The data must be written out once more, precisely as given.

[Stored dataset items]

────────────────────────────────────────

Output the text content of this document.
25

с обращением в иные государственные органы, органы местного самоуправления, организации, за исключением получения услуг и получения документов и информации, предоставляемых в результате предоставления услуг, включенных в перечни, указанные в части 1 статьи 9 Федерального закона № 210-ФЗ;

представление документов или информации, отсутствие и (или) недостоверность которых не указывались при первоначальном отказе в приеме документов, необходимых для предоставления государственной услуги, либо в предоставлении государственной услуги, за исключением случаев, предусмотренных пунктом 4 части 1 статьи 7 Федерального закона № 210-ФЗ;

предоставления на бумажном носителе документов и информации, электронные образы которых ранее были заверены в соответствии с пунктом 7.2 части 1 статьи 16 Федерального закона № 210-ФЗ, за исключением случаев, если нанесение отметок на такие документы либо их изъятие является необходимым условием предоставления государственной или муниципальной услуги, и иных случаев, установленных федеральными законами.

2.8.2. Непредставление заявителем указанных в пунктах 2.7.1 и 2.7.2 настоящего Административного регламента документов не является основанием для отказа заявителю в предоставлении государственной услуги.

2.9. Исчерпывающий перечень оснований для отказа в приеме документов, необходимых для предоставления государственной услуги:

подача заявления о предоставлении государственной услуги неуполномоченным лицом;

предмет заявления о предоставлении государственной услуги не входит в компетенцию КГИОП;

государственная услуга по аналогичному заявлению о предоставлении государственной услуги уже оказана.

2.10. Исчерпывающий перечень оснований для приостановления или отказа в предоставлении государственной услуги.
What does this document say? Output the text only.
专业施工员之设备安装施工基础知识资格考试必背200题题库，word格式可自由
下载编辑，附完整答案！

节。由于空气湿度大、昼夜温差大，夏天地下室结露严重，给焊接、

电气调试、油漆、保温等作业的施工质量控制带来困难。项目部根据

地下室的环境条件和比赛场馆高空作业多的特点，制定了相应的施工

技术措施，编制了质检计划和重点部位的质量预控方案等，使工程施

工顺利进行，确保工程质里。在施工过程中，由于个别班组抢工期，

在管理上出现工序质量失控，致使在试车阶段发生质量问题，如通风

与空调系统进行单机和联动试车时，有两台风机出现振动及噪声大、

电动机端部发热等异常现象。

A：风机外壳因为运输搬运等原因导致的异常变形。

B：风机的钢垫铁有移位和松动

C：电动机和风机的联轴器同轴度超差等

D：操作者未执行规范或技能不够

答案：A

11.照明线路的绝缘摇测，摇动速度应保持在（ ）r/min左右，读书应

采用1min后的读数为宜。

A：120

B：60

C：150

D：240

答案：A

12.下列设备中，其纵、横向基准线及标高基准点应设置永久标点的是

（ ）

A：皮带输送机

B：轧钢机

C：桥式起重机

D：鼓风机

────────────────────────────────────────

* [Answer for the task]
Output the text content of this document.
25

с обращением в иные государственные органы, органы местного самоуправления, организации, за исключением получения услуг и получения документов и информации, предоставляемых в результате предоставления услуг, включенных в перечни, указанные в части 1 статьи 9 Федерального закона № 210-ФЗ;

представление документов или информации, отсутствие и (или) недостоверность которых не указывались при первоначальном отказе в приеме документов, необходимых для предоставления государственной услуги, либо в предоставлении государственной услуги, за исключением случаев, предусмотренных пунктом 4 части 1 статьи 7 Федерального закона № 210-ФЗ;

предоставления на бумажном носителе документов и информации, электронные образы которых ранее были заверены в соответствии с пунктом 7.2 части 1 статьи 16 Федерального закона № 210-ФЗ, за исключением случаев, если нанесение отметок на такие документы либо их изъятие является необходимым условием предоставления государственной или муниципальной услуги, и иных случаев, установленных федеральными законами.

2.8.2. Непредставление заявителем указанных в пунктах 2.7.1 и 2.7.2 настоящего Административного регламента документов не является основанием для отказа заявителю в предоставлении государственной услуги.

2.9. Исчерпывающий перечень оснований для отказа в приеме документов, необходимых для предоставления государственной услуги:

подача заявления о предоставлении государственной услуги неуполномоченным лицом;

предмет заявления о предоставлении государственной услуги не входит в компетенцию КГИОП;

государственная услуга по аналогичному заявлению о предоставлении государственной услуги уже оказана.

2.10. Исчерпывающий перечень оснований для приостановления или отказа в предоставлении государственной услуги.
What does this document say? Output the text only.
专业施工员之设备安装施工基础知识资格考试必背200题题库，word格式可自由
下载编辑，附完整答案！

节。由于空气湿度大、昼夜温差大，夏天地下室结露严重，给焊接、

电气调试、油漆、保温等作业的施工质量控制带来困难。项目部根据

地下室的环境条件和比赛场馆高空作业多的特点，制定了相应的施工

技术措施，编制了质检计划和重点部位的质量预控方案等，使工程施

工顺利进行，确保工程质里。在施工过程中，由于个别班组抢工期，

在管理上出现工序质量失控，致使在试车阶段发生质量问题，如通风

与空调系统进行单机和联动试车时，有两台风机出现振动及噪声大、

电动机端部发热等异常现象。

A：风机外壳因为运输搬运等原因导致的异常变形。

B：风机的钢垫铁有移位和松动

C：电动机和风机的联轴器同轴度超差等

D：操作者未执行规范或技能不够

答案：A

11.照明线路的绝缘摇测，摇动速度应保持在（ ）r/min左右，读书应

采用1min后的读数为宜。

A：120

B：60

C：150

D：240

答案：A

12.下列设备中，其纵、横向基准线及标高基准点应设置永久标点的是

（ ）

A：皮带输送机

B：轧钢机

C：桥式起重机

D：鼓风机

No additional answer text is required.